» Exercise details: Pick out the lines below with "original" and list them.

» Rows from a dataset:
────────────────────
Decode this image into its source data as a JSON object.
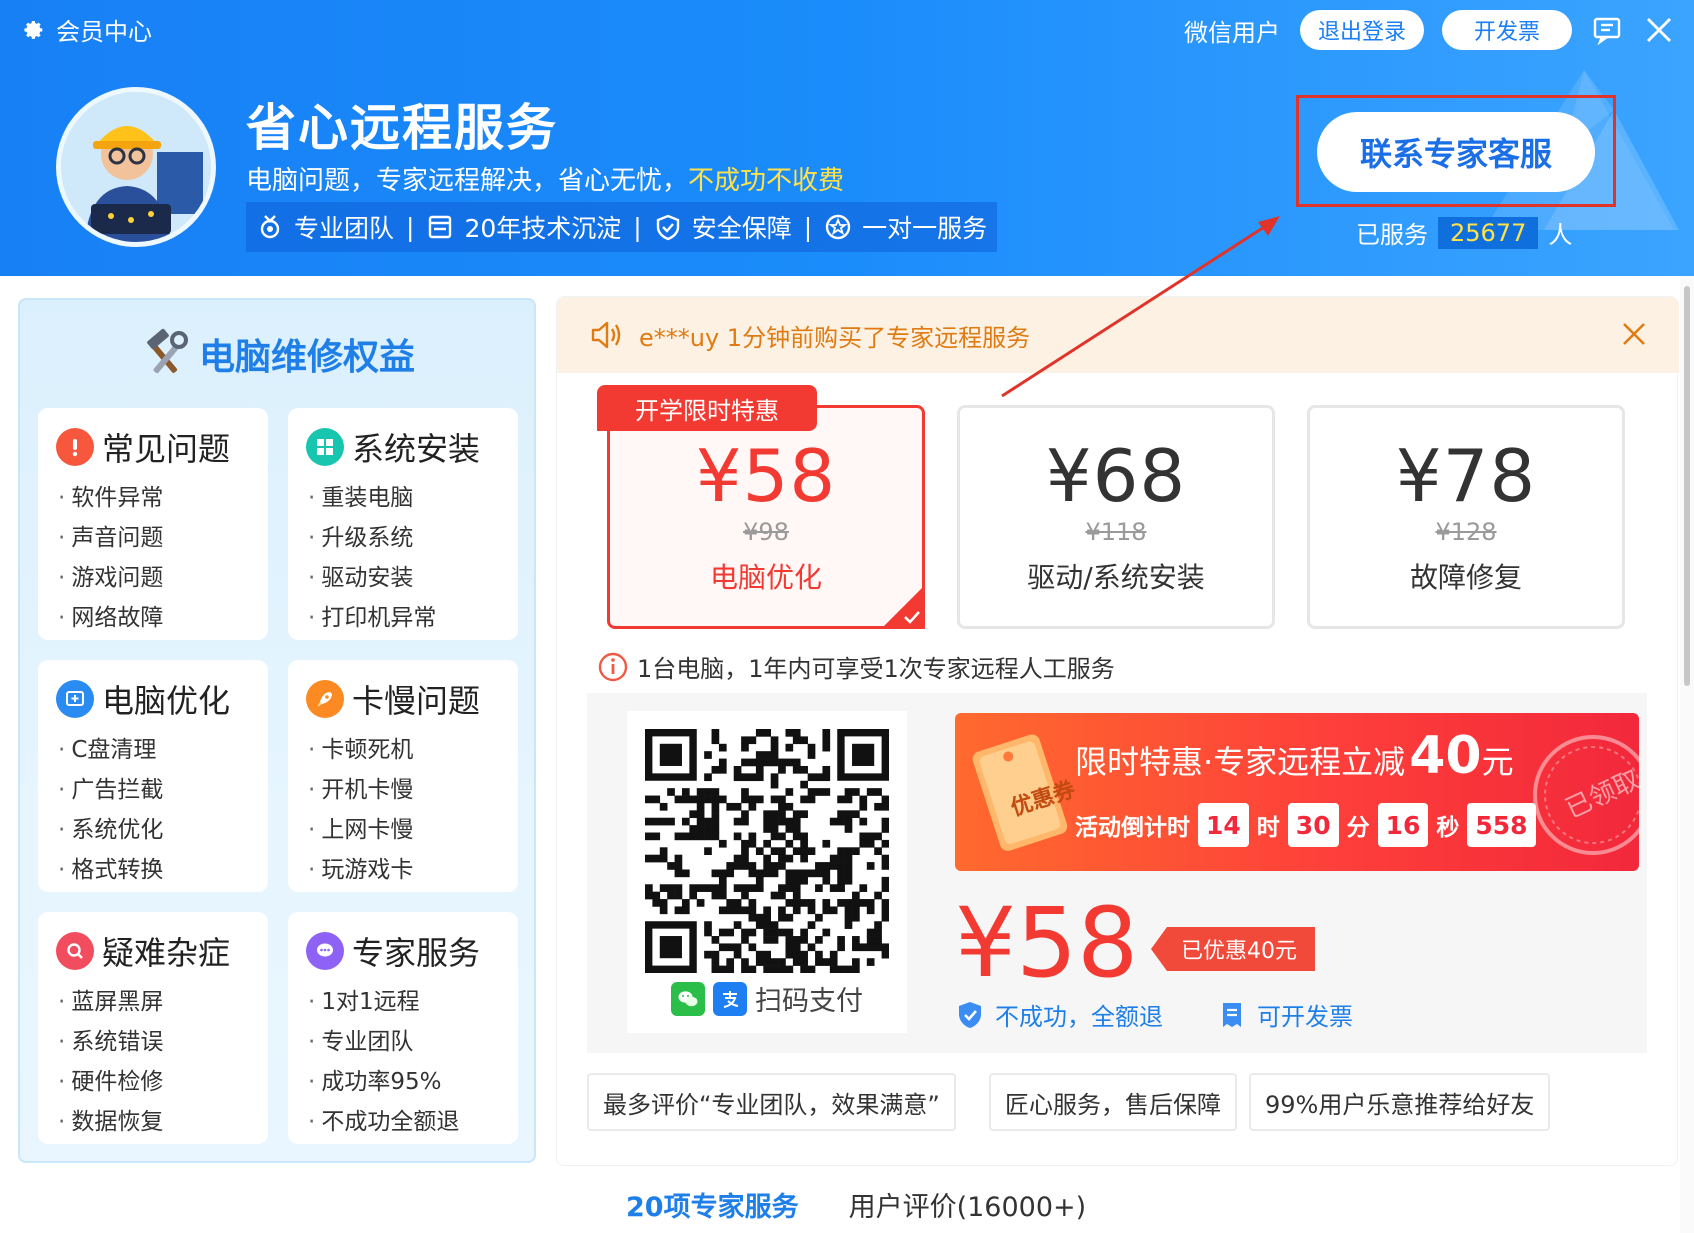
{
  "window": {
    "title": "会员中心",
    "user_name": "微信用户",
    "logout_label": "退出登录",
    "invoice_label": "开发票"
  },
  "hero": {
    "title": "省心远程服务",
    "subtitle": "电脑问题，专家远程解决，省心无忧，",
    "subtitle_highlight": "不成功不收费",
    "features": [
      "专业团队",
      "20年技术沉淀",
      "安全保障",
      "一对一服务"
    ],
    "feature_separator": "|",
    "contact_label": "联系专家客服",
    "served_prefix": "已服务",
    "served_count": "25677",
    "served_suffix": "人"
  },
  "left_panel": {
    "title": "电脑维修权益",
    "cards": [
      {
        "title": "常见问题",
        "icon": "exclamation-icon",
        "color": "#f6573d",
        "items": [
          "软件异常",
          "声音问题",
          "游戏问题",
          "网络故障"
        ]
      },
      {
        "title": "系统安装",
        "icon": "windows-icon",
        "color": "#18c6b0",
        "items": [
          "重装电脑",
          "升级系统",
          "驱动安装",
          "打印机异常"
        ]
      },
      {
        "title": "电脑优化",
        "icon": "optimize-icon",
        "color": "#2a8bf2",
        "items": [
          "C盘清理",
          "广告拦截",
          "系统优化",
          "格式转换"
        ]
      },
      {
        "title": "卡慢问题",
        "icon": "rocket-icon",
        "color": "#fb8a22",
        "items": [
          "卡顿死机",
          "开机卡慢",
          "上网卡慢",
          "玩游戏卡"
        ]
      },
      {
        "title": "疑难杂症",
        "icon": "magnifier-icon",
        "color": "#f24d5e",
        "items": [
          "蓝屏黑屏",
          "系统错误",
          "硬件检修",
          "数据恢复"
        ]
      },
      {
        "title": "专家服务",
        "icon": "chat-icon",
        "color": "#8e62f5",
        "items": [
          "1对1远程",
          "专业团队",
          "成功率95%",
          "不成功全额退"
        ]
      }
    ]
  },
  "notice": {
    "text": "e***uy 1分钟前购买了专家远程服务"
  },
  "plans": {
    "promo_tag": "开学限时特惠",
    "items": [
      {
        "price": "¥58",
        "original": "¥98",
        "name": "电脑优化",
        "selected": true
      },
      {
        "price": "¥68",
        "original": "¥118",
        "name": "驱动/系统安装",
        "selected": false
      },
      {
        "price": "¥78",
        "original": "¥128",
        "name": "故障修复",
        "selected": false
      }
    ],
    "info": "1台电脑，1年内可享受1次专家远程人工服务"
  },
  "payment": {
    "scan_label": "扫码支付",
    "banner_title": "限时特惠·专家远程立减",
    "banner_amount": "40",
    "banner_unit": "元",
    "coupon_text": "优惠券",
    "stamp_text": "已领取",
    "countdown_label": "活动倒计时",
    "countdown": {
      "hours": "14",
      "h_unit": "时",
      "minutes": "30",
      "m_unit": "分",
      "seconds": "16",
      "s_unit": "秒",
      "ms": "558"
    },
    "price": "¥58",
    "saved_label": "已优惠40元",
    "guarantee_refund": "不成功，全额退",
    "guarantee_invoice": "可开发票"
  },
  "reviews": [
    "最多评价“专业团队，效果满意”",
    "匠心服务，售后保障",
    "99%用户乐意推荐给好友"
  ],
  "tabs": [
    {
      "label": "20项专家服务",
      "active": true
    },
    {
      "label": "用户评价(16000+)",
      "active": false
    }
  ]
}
────────────────────
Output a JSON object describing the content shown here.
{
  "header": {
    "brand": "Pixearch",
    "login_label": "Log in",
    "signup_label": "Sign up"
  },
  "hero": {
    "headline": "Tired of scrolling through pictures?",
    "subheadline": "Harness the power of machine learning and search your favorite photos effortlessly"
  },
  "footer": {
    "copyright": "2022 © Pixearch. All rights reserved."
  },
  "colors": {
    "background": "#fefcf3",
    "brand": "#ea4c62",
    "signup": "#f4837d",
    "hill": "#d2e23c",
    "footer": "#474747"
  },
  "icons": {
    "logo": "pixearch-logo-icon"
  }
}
────────────────────
» Solved exercise:
        "original": "¥98",
        "original": "¥118",
        "original": "¥128",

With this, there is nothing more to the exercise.